DO THIS | Copy the lines verbatim, beginning with the line that contains "author-row: 莫问江湖 [122, 484, 202, 504]" and continuing through the line that contains "genre-tag: 古典仙侠 [371, 484, 433, 506]".

RECORDS SUPPLIED |
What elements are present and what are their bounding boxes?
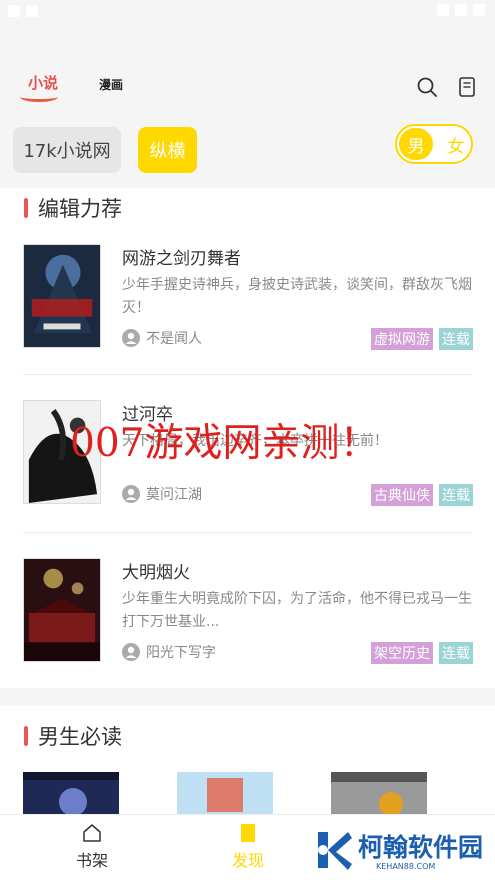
author-row: 莫问江湖 [122, 484, 202, 504]
search-icon[interactable] [416, 76, 438, 98]
top-nav: 小说 漫画 [0, 62, 495, 110]
book-author: 莫问江湖 [146, 487, 202, 503]
section-accent-bar [24, 198, 28, 218]
book-author: 不是闻人 [146, 331, 202, 347]
status-tag: 连载 [439, 484, 473, 506]
nav-discover[interactable]: 发现 [232, 823, 264, 871]
signal-icon [455, 4, 467, 16]
section-header: 编辑力荐 [24, 194, 122, 222]
book-tags: 古典仙侠 连载 [371, 484, 473, 506]
nav-bookshelf[interactable]: 书架 [76, 823, 108, 871]
genre-tag: 虚拟网游 [371, 328, 433, 350]
book-cover[interactable] [177, 772, 273, 818]
brand-k-icon [318, 832, 352, 870]
author-row: 阳光下写字 [122, 642, 216, 662]
book-cover[interactable] [23, 558, 101, 662]
book-cover[interactable] [23, 772, 119, 818]
section-accent-bar [24, 726, 28, 746]
watermark-text: 007游戏网亲测！ [70, 421, 379, 466]
book-author: 阳光下写字 [146, 645, 216, 661]
book-item[interactable]: 大明烟火 少年重生大明竟成阶下囚，为了活命，他不得已戎马一生打下万世基业... … [0, 558, 495, 698]
person-icon [122, 485, 140, 503]
status-tag: 连载 [439, 328, 473, 350]
section-title: 男生必读 [38, 725, 122, 749]
gender-male-option[interactable]: 男 [399, 128, 433, 160]
book-tags: 虚拟网游 连载 [371, 328, 473, 350]
author-row: 不是闻人 [122, 328, 202, 348]
status-bar [0, 0, 495, 22]
book-title: 大明烟火 [122, 563, 190, 583]
genre-tag: 架空历史 [371, 642, 433, 664]
book-tags: 架空历史 连载 [371, 642, 473, 664]
status-notifications [8, 5, 38, 17]
section-title: 编辑力荐 [38, 197, 122, 221]
divider [23, 532, 472, 533]
logo-text: 小说 [28, 74, 59, 92]
book-cover[interactable] [23, 244, 101, 348]
section-header: 男生必读 [24, 722, 122, 750]
genre-tag: 古典仙侠 [371, 484, 433, 506]
book-item[interactable]: 网游之剑刃舞者 少年手握史诗神兵，身披史诗武装，谈笑间，群敌灰飞烟灭！ 不是闻人… [0, 244, 495, 384]
status-tag: 连载 [439, 642, 473, 664]
book-description: 少年手握史诗神兵，身披史诗武装，谈笑间，群敌灰飞烟灭！ [122, 277, 472, 316]
source-chip-17k[interactable]: 17k小说网 [13, 127, 121, 173]
source-chip-zongheng[interactable]: 纵横 [138, 127, 197, 173]
divider [23, 374, 472, 375]
nav-bookshelf-label: 书架 [76, 851, 109, 870]
home-icon [83, 824, 101, 842]
tab-novel-logo[interactable]: 小说 [20, 70, 62, 104]
wifi-icon [437, 4, 449, 16]
discover-icon [241, 824, 255, 842]
logo-swoosh-icon [20, 92, 58, 102]
person-icon [122, 643, 140, 661]
brand-name: 柯翰软件园 [358, 833, 484, 862]
bookshelf-icon[interactable] [456, 76, 478, 98]
person-icon [122, 329, 140, 347]
tab-manhua[interactable]: 漫画 [99, 76, 123, 93]
status-system-icons [437, 4, 485, 16]
notification-icon [26, 5, 38, 17]
book-description: 少年重生大明竟成阶下囚，为了活命，他不得已戎马一生打下万世基业... [122, 591, 472, 630]
gender-toggle[interactable]: 男 女 [395, 124, 473, 164]
nav-discover-label: 发现 [232, 851, 265, 870]
notification-icon [8, 5, 20, 17]
book-title: 网游之剑刃舞者 [122, 249, 241, 269]
gender-female-option[interactable]: 女 [441, 128, 471, 160]
battery-icon [473, 4, 485, 16]
brand-url: KEHAN88.COM [376, 862, 436, 871]
brand-logo: 柯翰软件园 KEHAN88.COM [316, 826, 486, 876]
book-cover[interactable] [331, 772, 427, 818]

EXERCISE ANSWER |
author-row: 莫问江湖 [122, 484, 202, 504]
search-icon[interactable] [416, 76, 438, 98]
top-nav: 小说 漫画 [0, 62, 495, 110]
book-author: 莫问江湖 [146, 487, 202, 503]
section-accent-bar [24, 198, 28, 218]
book-author: 不是闻人 [146, 331, 202, 347]
status-tag: 连载 [439, 484, 473, 506]
nav-discover[interactable]: 发现 [232, 823, 264, 871]
signal-icon [455, 4, 467, 16]
section-header: 编辑力荐 [24, 194, 122, 222]
book-tags: 古典仙侠 连载 [371, 484, 473, 506]
nav-bookshelf[interactable]: 书架 [76, 823, 108, 871]
genre-tag: 虚拟网游 [371, 328, 433, 350]
book-cover[interactable] [177, 772, 273, 818]
brand-k-icon [318, 832, 352, 870]
author-row: 阳光下写字 [122, 642, 216, 662]
book-cover[interactable] [23, 558, 101, 662]
book-cover[interactable] [23, 772, 119, 818]
section-accent-bar [24, 726, 28, 746]
watermark-text: 007游戏网亲测！ [70, 421, 379, 466]
book-author: 阳光下写字 [146, 645, 216, 661]
book-item[interactable]: 大明烟火 少年重生大明竟成阶下囚，为了活命，他不得已戎马一生打下万世基业... … [0, 558, 495, 698]
person-icon [122, 485, 140, 503]
status-tag: 连载 [439, 328, 473, 350]
section-title: 男生必读 [38, 725, 122, 749]
gender-male-option[interactable]: 男 [399, 128, 433, 160]
book-tags: 虚拟网游 连载 [371, 328, 473, 350]
author-row: 不是闻人 [122, 328, 202, 348]
status-bar [0, 0, 495, 22]
book-title: 大明烟火 [122, 563, 190, 583]
genre-tag: 架空历史 [371, 642, 433, 664]
book-tags: 架空历史 连载 [371, 642, 473, 664]
status-notifications [8, 5, 38, 17]
section-title: 编辑力荐 [38, 197, 122, 221]
divider [23, 532, 472, 533]
logo-text: 小说 [28, 74, 59, 92]
book-cover[interactable] [23, 244, 101, 348]
section-header: 男生必读 [24, 722, 122, 750]
genre-tag: 古典仙侠 [371, 484, 433, 506]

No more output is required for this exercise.